Below are the records; collect from them each line containing the string "base".

Chart and figure data
▼

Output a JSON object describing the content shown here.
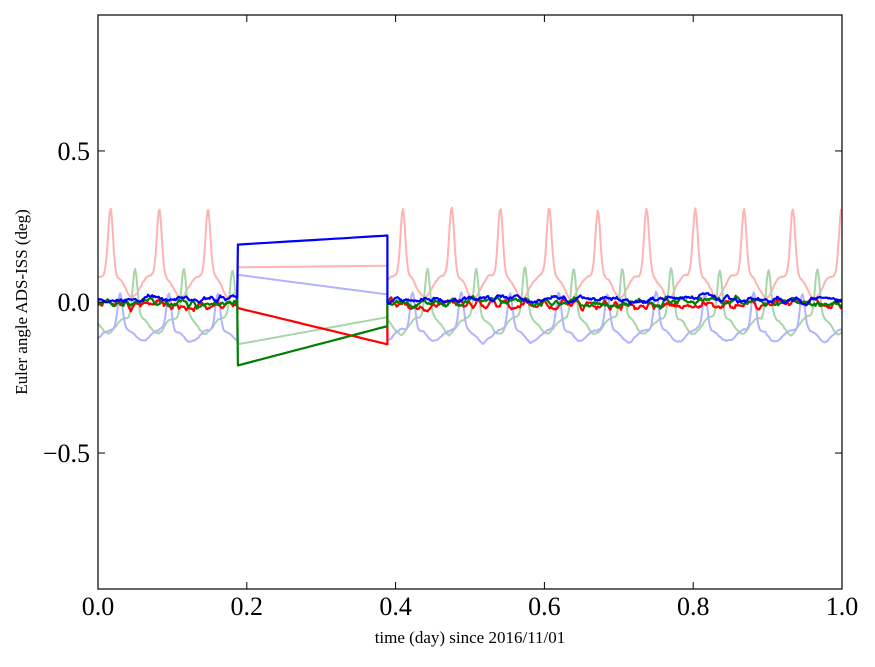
{
  "chart_data": {
    "type": "line",
    "title": "",
    "xlabel": "time (day) since 2016/11/01",
    "ylabel": "Euler angle ADS-ISS (deg)",
    "xlim": [
      0.0,
      1.0
    ],
    "ylim": [
      -0.95,
      0.95
    ],
    "grid": false,
    "legend": "none",
    "x_ticks": [
      0.0,
      0.2,
      0.4,
      0.6,
      0.8,
      1.0
    ],
    "x_tick_labels": [
      "0.0",
      "0.2",
      "0.4",
      "0.6",
      "0.8",
      "1.0"
    ],
    "y_ticks": [
      -0.5,
      0.0,
      0.5
    ],
    "y_tick_labels": [
      "−0.5",
      "0.0",
      "0.5"
    ],
    "gap": [
      0.188,
      0.389
    ],
    "series": [
      {
        "color": "#ffb3b3",
        "faded": true,
        "pattern": "periodic",
        "period": 0.0655,
        "phase": 0.007,
        "base": 0.09,
        "amp": 0.22,
        "gap_start": 0.115,
        "gap_end": 0.12
      },
      {
        "color": "#a9d6a9",
        "faded": true,
        "pattern": "periodic",
        "period": 0.0655,
        "phase": 0.04,
        "base": -0.05,
        "amp": 0.16,
        "gap_start": -0.14,
        "gap_end": -0.05
      },
      {
        "color": "#b3b3ff",
        "faded": true,
        "pattern": "periodic",
        "period": 0.0655,
        "phase": 0.02,
        "base": -0.09,
        "amp": 0.12,
        "gap_start": 0.09,
        "gap_end": 0.025
      },
      {
        "color": "#ff0000",
        "faded": false,
        "pattern": "noisy",
        "base": -0.01,
        "amp": 0.03,
        "gap_start": -0.02,
        "gap_end": -0.14
      },
      {
        "color": "#008000",
        "faded": false,
        "pattern": "noisy",
        "base": 0.0,
        "amp": 0.025,
        "gap_start": -0.21,
        "gap_end": -0.08
      },
      {
        "color": "#0000ff",
        "faded": false,
        "pattern": "noisy",
        "base": 0.01,
        "amp": 0.02,
        "gap_start": 0.19,
        "gap_end": 0.22
      }
    ]
  }
}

▲

## Finished answer
        "base": 0.09,
        "base": -0.05,
        "base": -0.09,
        "base": -0.01,
        "base": 0.0,
        "base": 0.01,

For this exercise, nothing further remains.